[Recorded data]
※ ※ ※

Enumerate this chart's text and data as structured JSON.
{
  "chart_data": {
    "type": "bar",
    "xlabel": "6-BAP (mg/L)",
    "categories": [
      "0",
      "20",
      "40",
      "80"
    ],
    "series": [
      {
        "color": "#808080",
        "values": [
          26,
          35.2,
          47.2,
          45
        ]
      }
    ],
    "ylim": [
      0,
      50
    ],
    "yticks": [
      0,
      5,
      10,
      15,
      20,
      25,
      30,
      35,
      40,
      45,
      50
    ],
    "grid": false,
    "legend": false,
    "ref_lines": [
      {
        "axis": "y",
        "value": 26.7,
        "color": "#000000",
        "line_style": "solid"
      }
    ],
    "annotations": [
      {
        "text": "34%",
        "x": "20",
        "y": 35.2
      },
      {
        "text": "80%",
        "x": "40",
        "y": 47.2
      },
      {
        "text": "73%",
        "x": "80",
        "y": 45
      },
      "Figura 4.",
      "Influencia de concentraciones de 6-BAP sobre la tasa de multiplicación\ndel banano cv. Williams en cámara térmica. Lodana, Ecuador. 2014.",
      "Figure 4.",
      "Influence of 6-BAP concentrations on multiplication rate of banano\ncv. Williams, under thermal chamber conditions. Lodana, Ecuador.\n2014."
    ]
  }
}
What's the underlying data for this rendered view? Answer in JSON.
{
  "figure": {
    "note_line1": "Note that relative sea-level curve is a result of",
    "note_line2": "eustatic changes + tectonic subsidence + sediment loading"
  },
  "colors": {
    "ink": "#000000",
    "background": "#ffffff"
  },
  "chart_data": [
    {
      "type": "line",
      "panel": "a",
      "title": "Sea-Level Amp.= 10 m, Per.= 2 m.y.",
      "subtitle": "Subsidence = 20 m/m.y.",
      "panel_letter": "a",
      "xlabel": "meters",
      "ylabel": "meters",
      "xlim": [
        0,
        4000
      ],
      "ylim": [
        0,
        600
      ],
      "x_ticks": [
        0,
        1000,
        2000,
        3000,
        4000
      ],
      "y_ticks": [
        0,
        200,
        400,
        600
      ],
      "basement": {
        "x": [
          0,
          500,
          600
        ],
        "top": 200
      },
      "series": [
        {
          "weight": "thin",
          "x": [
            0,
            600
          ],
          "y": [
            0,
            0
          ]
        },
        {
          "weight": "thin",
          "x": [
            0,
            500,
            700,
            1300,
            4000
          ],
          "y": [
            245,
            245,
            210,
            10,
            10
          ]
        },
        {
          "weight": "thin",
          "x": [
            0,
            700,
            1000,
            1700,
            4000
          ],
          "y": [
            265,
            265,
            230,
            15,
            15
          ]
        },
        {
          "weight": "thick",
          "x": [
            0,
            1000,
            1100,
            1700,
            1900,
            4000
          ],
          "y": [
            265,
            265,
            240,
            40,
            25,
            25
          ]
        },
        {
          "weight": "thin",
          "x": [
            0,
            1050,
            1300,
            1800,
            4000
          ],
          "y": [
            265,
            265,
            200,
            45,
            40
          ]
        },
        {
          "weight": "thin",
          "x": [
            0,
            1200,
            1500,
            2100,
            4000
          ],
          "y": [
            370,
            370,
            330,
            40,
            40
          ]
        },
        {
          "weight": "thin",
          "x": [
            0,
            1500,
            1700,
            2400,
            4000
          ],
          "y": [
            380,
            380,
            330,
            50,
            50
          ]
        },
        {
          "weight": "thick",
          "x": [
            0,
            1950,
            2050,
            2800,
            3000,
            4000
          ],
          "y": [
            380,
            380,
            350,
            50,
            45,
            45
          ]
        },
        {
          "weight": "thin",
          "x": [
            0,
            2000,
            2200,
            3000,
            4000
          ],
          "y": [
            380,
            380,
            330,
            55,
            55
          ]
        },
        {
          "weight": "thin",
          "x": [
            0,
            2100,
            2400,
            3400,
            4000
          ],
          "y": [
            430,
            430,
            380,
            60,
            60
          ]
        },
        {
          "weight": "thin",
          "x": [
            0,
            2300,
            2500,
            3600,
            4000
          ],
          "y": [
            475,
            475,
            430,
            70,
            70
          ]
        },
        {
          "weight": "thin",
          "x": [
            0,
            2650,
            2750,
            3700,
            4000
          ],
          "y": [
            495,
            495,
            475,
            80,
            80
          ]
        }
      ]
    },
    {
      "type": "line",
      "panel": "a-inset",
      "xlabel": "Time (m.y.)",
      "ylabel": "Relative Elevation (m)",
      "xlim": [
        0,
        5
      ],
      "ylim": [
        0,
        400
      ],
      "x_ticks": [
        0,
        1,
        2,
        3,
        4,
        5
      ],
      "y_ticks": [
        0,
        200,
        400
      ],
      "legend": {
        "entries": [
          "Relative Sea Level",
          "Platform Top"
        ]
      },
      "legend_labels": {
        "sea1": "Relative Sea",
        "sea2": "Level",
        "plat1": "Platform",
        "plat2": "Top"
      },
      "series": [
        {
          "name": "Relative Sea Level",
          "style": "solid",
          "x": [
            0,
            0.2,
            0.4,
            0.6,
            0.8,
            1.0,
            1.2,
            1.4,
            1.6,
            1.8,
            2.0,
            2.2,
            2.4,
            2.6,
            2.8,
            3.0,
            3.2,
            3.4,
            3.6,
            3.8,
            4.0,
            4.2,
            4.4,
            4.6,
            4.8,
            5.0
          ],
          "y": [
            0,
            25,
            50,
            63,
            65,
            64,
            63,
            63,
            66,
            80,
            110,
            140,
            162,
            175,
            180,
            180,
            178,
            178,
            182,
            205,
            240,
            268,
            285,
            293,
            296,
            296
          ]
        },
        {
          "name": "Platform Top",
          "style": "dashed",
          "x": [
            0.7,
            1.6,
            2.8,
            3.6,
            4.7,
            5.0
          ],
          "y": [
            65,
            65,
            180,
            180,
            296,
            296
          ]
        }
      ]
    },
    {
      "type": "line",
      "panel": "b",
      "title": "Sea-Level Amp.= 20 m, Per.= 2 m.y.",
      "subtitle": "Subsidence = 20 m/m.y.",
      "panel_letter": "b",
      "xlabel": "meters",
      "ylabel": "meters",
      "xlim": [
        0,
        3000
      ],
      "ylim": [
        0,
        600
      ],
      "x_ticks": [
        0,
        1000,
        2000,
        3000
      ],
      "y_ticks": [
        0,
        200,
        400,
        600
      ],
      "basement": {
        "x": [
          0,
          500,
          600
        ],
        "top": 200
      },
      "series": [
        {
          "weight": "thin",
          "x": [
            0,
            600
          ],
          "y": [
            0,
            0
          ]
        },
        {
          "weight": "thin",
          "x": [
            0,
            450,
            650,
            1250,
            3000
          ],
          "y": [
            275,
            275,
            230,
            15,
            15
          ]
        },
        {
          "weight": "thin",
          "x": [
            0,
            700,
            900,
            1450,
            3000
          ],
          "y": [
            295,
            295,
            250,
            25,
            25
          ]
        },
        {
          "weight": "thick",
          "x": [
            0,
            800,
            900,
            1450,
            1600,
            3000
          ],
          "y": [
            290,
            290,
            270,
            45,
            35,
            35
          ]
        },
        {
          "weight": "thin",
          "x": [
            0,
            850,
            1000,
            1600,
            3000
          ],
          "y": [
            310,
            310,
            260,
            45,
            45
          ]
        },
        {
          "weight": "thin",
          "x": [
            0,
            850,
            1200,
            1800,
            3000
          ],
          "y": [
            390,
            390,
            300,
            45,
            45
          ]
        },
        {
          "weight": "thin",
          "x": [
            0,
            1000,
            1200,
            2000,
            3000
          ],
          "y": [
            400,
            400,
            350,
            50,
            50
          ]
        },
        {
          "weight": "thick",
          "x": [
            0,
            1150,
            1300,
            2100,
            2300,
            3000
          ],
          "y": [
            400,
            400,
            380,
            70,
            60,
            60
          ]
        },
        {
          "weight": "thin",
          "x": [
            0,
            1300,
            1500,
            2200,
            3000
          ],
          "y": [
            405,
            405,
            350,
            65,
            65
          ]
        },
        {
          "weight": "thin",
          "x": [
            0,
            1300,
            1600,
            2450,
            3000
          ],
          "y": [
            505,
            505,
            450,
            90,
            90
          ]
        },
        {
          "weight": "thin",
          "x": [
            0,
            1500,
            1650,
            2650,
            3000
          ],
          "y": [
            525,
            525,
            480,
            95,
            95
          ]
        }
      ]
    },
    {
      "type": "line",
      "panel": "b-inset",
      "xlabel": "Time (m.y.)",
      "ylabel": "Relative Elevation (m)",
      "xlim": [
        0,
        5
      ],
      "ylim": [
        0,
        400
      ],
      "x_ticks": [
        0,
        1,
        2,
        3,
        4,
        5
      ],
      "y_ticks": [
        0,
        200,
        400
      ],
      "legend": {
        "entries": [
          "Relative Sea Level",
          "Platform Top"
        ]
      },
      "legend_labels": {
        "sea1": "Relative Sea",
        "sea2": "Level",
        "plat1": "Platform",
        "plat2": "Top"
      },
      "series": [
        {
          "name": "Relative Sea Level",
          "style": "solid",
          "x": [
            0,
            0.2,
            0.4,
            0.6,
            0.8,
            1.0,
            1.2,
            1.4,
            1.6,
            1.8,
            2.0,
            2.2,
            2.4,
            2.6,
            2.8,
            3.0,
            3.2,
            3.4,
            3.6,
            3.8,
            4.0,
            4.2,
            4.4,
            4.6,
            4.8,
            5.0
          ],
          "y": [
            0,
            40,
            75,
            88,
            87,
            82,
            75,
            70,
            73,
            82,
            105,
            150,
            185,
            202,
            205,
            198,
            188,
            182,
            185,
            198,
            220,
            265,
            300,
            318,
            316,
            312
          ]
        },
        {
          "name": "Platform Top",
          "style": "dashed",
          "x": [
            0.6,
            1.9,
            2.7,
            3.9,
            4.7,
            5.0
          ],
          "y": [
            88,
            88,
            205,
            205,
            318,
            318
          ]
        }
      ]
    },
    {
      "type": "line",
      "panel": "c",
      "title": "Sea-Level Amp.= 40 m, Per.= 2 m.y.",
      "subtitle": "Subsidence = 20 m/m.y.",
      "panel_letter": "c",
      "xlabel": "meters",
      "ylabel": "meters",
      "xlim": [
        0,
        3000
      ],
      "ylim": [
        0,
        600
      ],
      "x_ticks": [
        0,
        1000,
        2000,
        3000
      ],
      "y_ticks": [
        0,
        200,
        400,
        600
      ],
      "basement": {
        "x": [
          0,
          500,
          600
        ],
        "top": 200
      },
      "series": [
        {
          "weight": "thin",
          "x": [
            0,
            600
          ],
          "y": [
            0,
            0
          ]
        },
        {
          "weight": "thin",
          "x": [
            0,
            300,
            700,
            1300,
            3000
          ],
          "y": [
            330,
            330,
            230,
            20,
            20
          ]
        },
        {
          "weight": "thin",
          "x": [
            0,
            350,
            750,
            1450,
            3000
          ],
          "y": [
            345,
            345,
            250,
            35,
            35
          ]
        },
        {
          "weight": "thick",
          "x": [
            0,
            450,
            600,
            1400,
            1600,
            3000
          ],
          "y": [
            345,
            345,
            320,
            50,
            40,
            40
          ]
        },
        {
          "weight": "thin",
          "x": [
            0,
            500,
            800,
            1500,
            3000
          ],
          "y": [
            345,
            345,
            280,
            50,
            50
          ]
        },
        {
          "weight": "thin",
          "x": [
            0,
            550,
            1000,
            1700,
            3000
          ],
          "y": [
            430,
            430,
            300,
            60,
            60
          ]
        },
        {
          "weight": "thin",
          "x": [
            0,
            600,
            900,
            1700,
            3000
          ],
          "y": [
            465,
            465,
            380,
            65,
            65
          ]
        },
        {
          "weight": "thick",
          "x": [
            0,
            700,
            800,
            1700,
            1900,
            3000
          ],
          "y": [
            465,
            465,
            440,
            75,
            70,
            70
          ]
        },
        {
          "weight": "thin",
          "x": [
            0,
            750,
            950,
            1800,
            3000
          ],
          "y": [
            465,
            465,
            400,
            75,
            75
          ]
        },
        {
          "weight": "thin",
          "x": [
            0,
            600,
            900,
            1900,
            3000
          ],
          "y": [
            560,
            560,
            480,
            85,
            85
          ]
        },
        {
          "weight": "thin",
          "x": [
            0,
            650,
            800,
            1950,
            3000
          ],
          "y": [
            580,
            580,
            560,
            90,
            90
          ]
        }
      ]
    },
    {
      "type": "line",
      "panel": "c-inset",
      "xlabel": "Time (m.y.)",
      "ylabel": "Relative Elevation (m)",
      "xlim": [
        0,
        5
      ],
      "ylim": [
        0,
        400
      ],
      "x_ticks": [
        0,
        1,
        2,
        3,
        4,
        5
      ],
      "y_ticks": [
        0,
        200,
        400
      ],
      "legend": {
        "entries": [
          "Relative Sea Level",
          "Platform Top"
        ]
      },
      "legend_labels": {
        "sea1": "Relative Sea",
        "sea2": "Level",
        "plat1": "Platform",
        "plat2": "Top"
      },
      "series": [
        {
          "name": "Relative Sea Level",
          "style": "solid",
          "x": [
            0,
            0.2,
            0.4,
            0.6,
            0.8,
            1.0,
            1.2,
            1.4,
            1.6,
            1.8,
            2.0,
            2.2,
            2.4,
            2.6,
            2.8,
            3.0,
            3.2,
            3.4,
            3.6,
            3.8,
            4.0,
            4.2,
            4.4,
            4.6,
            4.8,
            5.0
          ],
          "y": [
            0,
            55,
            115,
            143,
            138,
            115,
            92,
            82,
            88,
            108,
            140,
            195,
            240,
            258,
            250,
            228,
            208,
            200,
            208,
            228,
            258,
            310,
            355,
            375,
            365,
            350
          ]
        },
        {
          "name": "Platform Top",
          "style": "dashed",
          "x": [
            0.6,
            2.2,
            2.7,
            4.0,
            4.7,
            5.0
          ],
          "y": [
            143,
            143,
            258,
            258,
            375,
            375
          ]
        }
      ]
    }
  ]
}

※ ※ ※

Required task: Lines containing the word "JSON" must all be returned from the material above.

Worked solution:
Enumerate this chart's text and data as structured JSON.
What's the underlying data for this rendered view? Answer in JSON.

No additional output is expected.